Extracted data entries
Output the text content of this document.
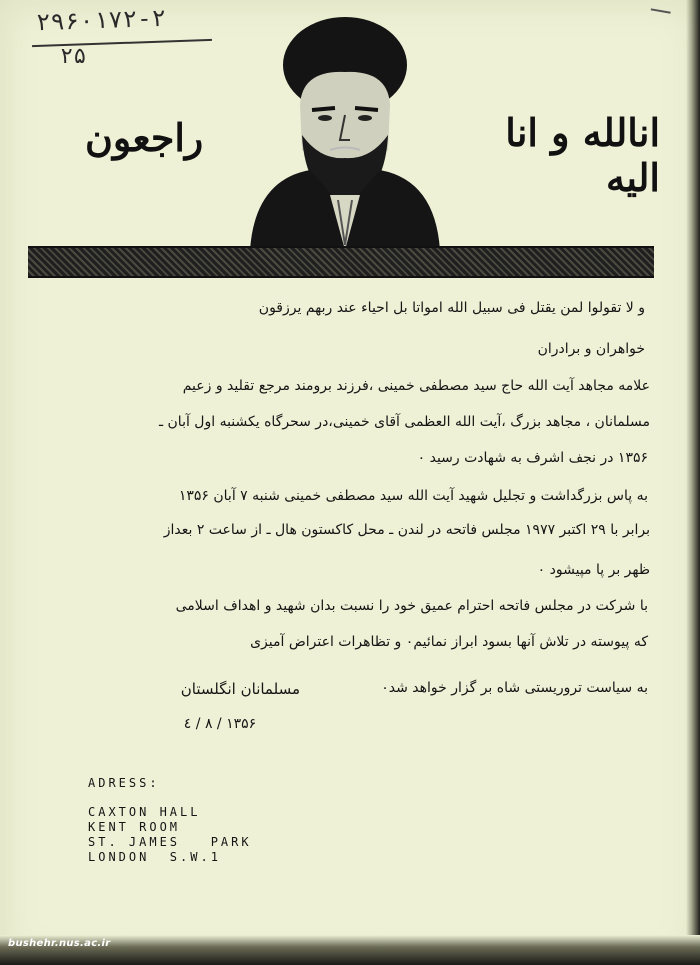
۲۹۶۰۱۷۲-۲
۲۵
انالله و انا اليه
راجعون
و لا تقولوا لمن يقتل فی سبيل الله امواتا بل احياء عند ربهم يرزقون
خواهران و برادران
علامه مجاهد آيت الله حاج سيد مصطفی خمينی ،فرزند برومند مرجع تقليد و زعيم
مسلمانان ، مجاهد بزرگ ،آيت الله العظمی آقای خمينی،در سحرگاه يکشنبه اول آبان ـ
۱۳۵۶ در نجف اشرف به شهادت رسيد ٠
به پاس بزرگداشت و تجليل شهيد آيت الله سيد مصطفی خمينی شنبه ۷ آبان ۱۳۵۶
برابر با ۲۹ اکتبر ۱۹۷۷ مجلس فاتحه در لندن ـ محل کاکستون هال ـ از ساعت ۲ بعداز
ظهر بر پا مپیشود ٠
با شرکت در مجلس فاتحه احترام عميق خود را نسبت بدان شهيد و اهداف اسلامی
که پيوسته در تلاش آنها بسود ابراز نمائيم٠ و تظاهرات اعتراض آميزی
به سياست تروريستی شاه بر گزار خواهد شد٠
مسلمانان انگلستان
۱۳۵۶ / ۸ / ٤
ADRESS:
CAXTON HALL
KENT ROOM
ST. JAMES   PARK
LONDON  S.W.1
bushehr.nus.ac.ir
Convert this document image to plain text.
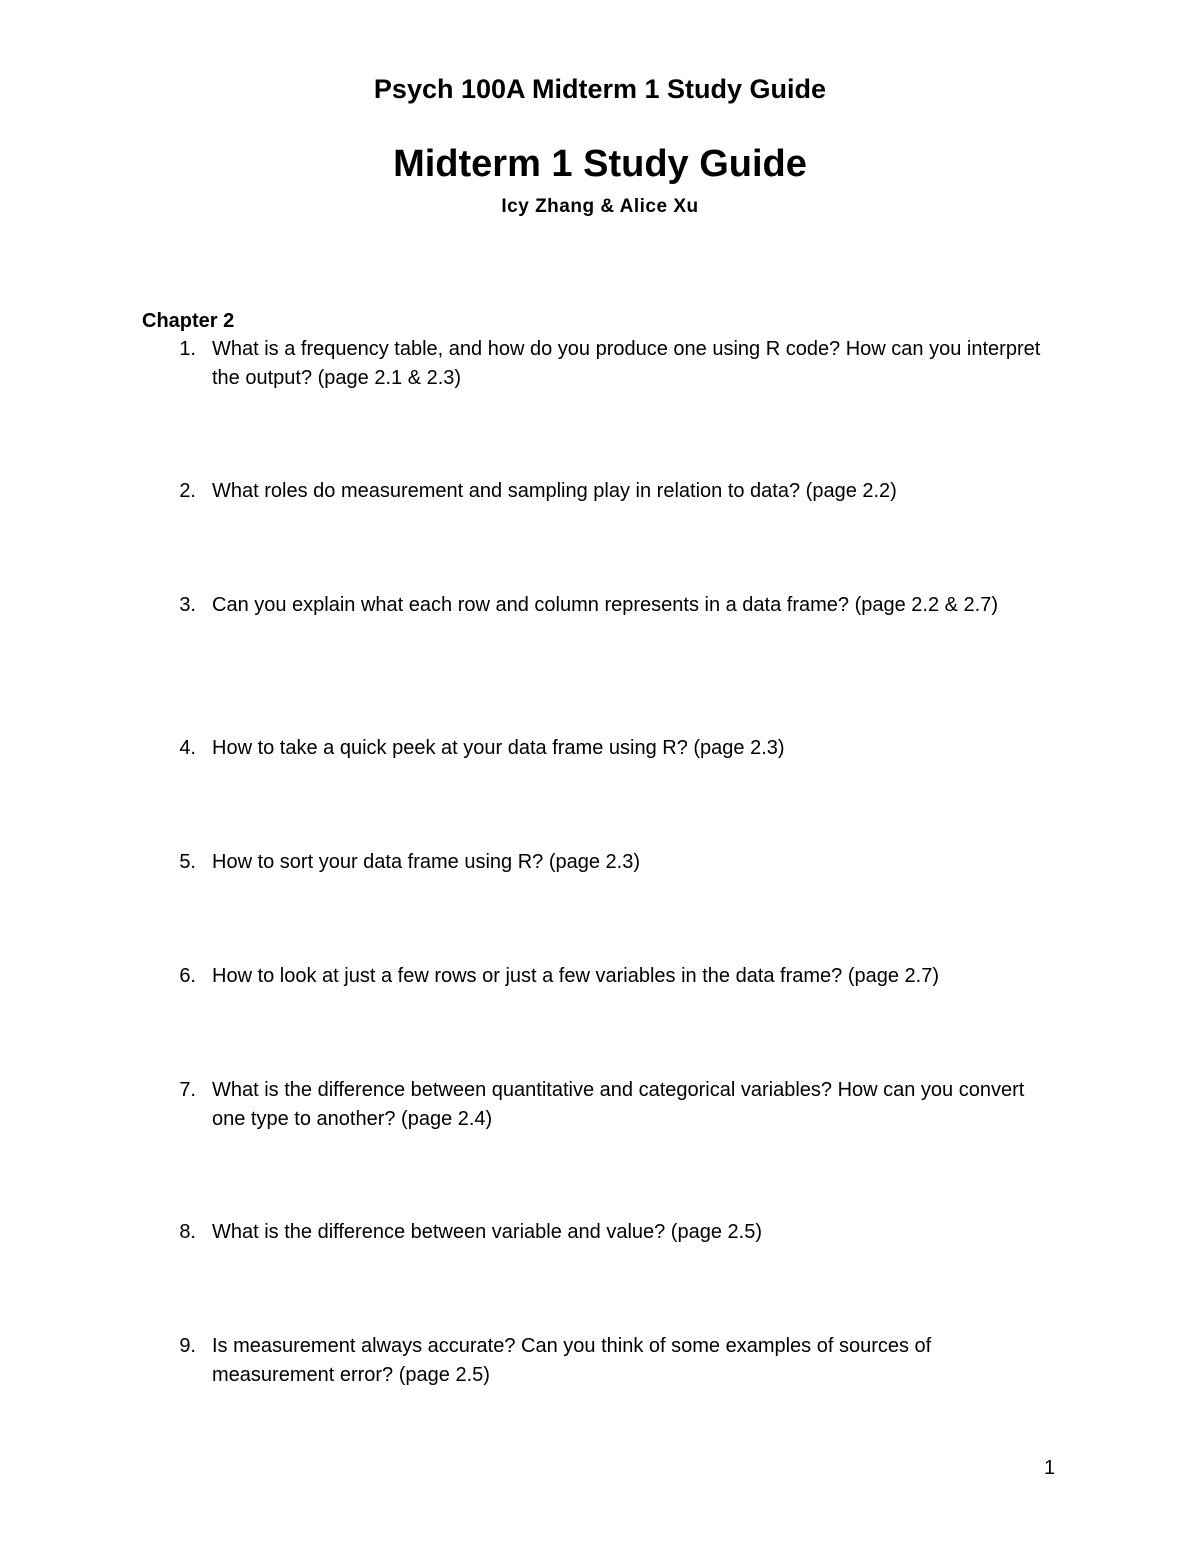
Psych 100A Midterm 1 Study Guide
Midterm 1 Study Guide
Icy Zhang & Alice Xu
Chapter 2
1. What is a frequency table, and how do you produce one using R code? How can you interpret the output? (page 2.1 & 2.3)
2. What roles do measurement and sampling play in relation to data? (page 2.2)
3. Can you explain what each row and column represents in a data frame? (page 2.2 & 2.7)
4. How to take a quick peek at your data frame using R? (page 2.3)
5. How to sort your data frame using R? (page 2.3)
6. How to look at just a few rows or just a few variables in the data frame? (page 2.7)
7. What is the difference between quantitative and categorical variables? How can you convert one type to another? (page 2.4)
8. What is the difference between variable and value? (page 2.5)
9. Is measurement always accurate? Can you think of some examples of sources of measurement error? (page 2.5)
1
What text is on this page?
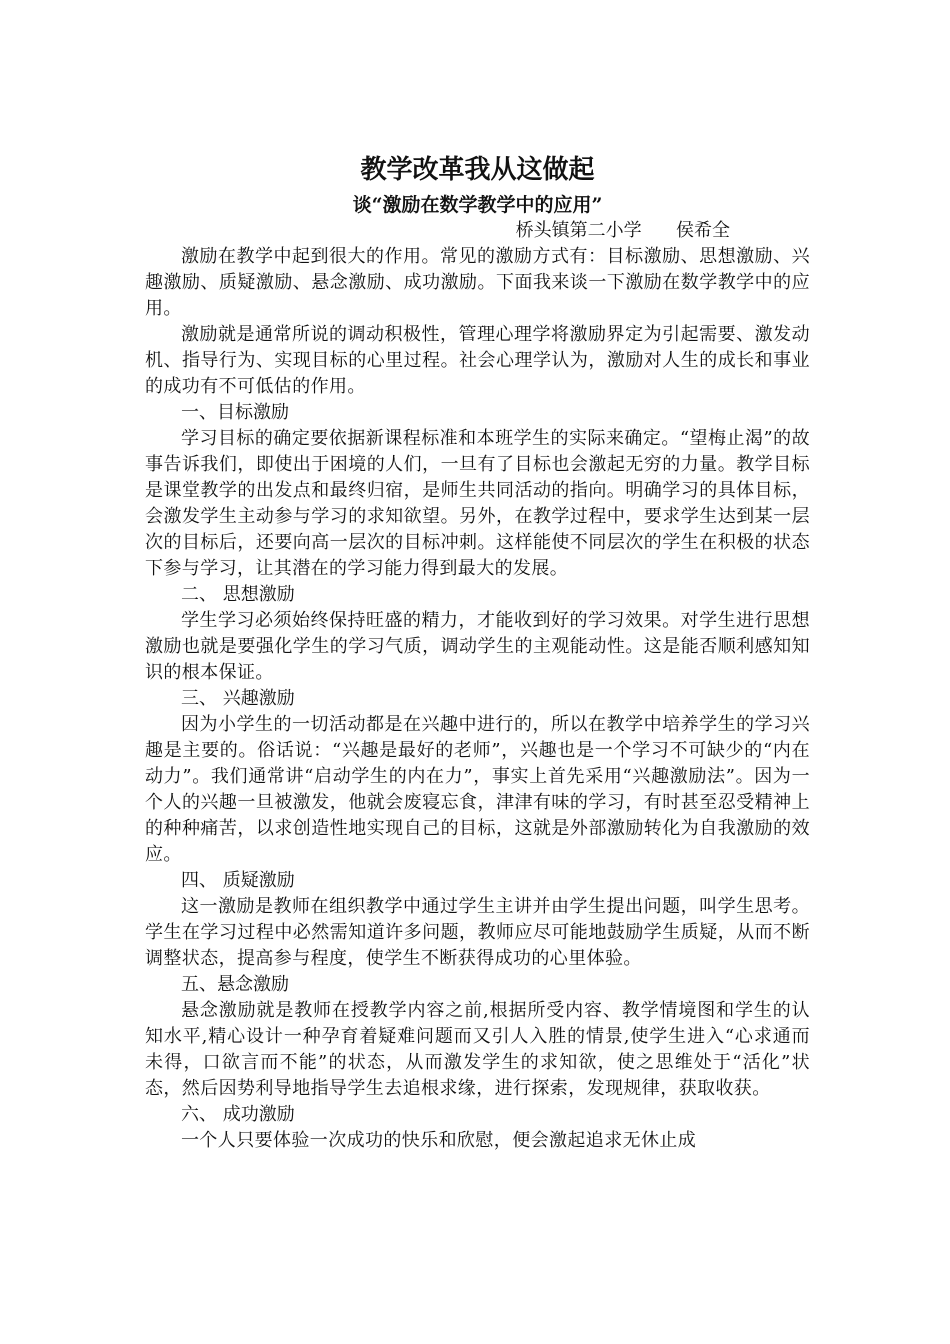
教学改革我从这做起

谈“激励在数学教学中的应用”

桥头镇第二小学      侯希全

激励在教学中起到很大的作用。常见的激励方式有：目标激励、思想激励、兴趣激励、质疑激励、悬念激励、成功激励。下面我来谈一下激励在数学教学中的应用。

激励就是通常所说的调动积极性，管理心理学将激励界定为引起需要、激发动机、指导行为、实现目标的心里过程。社会心理学认为，激励对人生的成长和事业的成功有不可低估的作用。

一、目标激励

学习目标的确定要依据新课程标准和本班学生的实际来确定。“望梅止渴”的故事告诉我们，即使出于困境的人们，一旦有了目标也会激起无穷的力量。教学目标是课堂教学的出发点和最终归宿，是师生共同活动的指向。明确学习的具体目标，会激发学生主动参与学习的求知欲望。另外，在教学过程中，要求学生达到某一层次的目标后，还要向高一层次的目标冲刺。这样能使不同层次的学生在积极的状态下参与学习，让其潜在的学习能力得到最大的发展。

二、 思想激励

学生学习必须始终保持旺盛的精力，才能收到好的学习效果。对学生进行思想激励也就是要强化学生的学习气质，调动学生的主观能动性。这是能否顺利感知知识的根本保证。

三、 兴趣激励

因为小学生的一切活动都是在兴趣中进行的，所以在教学中培养学生的学习兴趣是主要的。俗话说：“兴趣是最好的老师”，兴趣也是一个学习不可缺少的“内在动力”。我们通常讲“启动学生的内在力”，事实上首先采用“兴趣激励法”。因为一个人的兴趣一旦被激发，他就会废寝忘食，津津有味的学习，有时甚至忍受精神上的种种痛苦，以求创造性地实现自己的目标，这就是外部激励转化为自我激励的效应。

四、 质疑激励

这一激励是教师在组织教学中通过学生主讲并由学生提出问题，叫学生思考。学生在学习过程中必然需知道许多问题，教师应尽可能地鼓励学生质疑，从而不断调整状态，提高参与程度，使学生不断获得成功的心里体验。

五、悬念激励

悬念激励就是教师在授教学内容之前,根据所受内容、教学情境图和学生的认知水平,精心设计一种孕育着疑难问题而又引人入胜的情景,使学生进入“心求通而未得，口欲言而不能”的状态，从而激发学生的求知欲，使之思维处于“活化”状态，然后因势利导地指导学生去追根求缘，进行探索，发现规律，获取收获。

六、 成功激励

一个人只要体验一次成功的快乐和欣慰，便会激起追求无休止成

Request: Check each line of the records for the word "成功激励", and show the lines that contain it.

Answer:
激励在教学中起到很大的作用。常见的激励方式有：目标激励、思想激励、兴趣激励、质疑激励、悬念激励、成功激励。下面我来谈一下激励在数学教学中的应用。
六、 成功激励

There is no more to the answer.